* WORK TO COMPLETE
[1] In the SPAC passage, what did this year's issuance surpass?
[2] List the factors that the SPAC passage says should continue to support activity into 2026.

Taken together, these factors explain why the SPAC model continues to appeal to a select but growing cohort of issuers. In 2025, de-SPACs are less about avoiding the rigor of the IPO process and more about engineering a tailored, negotiated, and partnership-driven entry into the public markets.
Conclusion
The 2025 resurgence of SPACs marks a structural turning point rather than a short-lived rebound. This year’s momentum has been driven by stronger sponsors, improved governance, and a more selective investor base, with issuance surpassing the combined total of the previous two years.
Looking ahead, the outlook remains constructive. Easing monetary policy, stabilizing equity markets, and sustained institutional participation should continue to support activity into 2026. Sponsors with credible track records and clearly defined sector strategies are likely to dominate new issuance, while investors focus on de-SPAC execution quality and post-merger performance.

* Element and region listings
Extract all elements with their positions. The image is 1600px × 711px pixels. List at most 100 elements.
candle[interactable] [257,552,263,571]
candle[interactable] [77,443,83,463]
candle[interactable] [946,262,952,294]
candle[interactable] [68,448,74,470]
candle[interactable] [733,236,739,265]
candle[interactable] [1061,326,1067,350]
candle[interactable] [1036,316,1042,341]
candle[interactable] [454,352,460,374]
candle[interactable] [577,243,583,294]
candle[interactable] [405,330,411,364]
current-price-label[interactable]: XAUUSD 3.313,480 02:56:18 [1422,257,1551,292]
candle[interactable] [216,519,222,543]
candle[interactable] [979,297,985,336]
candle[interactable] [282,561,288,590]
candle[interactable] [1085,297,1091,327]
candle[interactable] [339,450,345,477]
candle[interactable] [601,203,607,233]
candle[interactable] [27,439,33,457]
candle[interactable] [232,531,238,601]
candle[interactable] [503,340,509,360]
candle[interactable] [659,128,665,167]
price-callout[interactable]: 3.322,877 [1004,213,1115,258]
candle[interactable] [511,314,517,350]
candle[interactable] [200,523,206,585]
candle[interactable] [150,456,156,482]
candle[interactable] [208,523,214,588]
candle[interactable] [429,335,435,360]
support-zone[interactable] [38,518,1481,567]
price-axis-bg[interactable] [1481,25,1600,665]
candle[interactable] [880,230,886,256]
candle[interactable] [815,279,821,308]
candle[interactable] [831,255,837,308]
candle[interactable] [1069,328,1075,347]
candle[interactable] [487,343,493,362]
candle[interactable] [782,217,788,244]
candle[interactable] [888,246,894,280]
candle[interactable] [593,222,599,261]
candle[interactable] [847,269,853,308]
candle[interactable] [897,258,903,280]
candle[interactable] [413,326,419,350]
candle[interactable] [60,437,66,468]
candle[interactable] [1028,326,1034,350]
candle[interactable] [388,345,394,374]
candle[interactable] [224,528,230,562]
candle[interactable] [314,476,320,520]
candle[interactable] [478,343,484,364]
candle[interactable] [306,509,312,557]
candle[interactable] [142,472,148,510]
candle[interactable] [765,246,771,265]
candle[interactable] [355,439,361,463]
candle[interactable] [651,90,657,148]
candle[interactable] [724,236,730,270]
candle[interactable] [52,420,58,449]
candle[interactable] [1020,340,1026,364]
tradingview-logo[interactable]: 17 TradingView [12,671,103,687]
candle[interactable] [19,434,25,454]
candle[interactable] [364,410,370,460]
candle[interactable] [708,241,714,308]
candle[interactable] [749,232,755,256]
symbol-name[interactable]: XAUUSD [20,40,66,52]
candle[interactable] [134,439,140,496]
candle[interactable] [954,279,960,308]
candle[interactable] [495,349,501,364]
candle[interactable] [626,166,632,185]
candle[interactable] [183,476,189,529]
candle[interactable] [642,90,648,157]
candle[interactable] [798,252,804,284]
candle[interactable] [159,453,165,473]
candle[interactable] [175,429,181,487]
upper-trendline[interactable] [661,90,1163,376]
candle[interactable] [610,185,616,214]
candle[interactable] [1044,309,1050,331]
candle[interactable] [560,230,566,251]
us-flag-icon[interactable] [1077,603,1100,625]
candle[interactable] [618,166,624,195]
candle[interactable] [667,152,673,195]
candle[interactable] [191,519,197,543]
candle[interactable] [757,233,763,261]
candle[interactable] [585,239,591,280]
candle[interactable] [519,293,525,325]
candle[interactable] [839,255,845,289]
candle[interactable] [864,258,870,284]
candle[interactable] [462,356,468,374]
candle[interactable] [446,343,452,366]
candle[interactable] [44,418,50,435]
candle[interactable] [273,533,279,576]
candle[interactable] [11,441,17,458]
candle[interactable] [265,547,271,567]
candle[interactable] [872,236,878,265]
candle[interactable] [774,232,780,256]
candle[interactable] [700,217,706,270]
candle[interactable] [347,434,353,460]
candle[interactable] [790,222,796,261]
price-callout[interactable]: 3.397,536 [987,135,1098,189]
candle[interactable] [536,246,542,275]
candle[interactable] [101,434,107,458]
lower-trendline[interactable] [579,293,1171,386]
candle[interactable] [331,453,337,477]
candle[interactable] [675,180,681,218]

* ANSWERS PROVIDED
[1] The combined total of the previous two years.

[2]
- Easing monetary policy
- Stabilizing equity markets
- Sustained institutional participation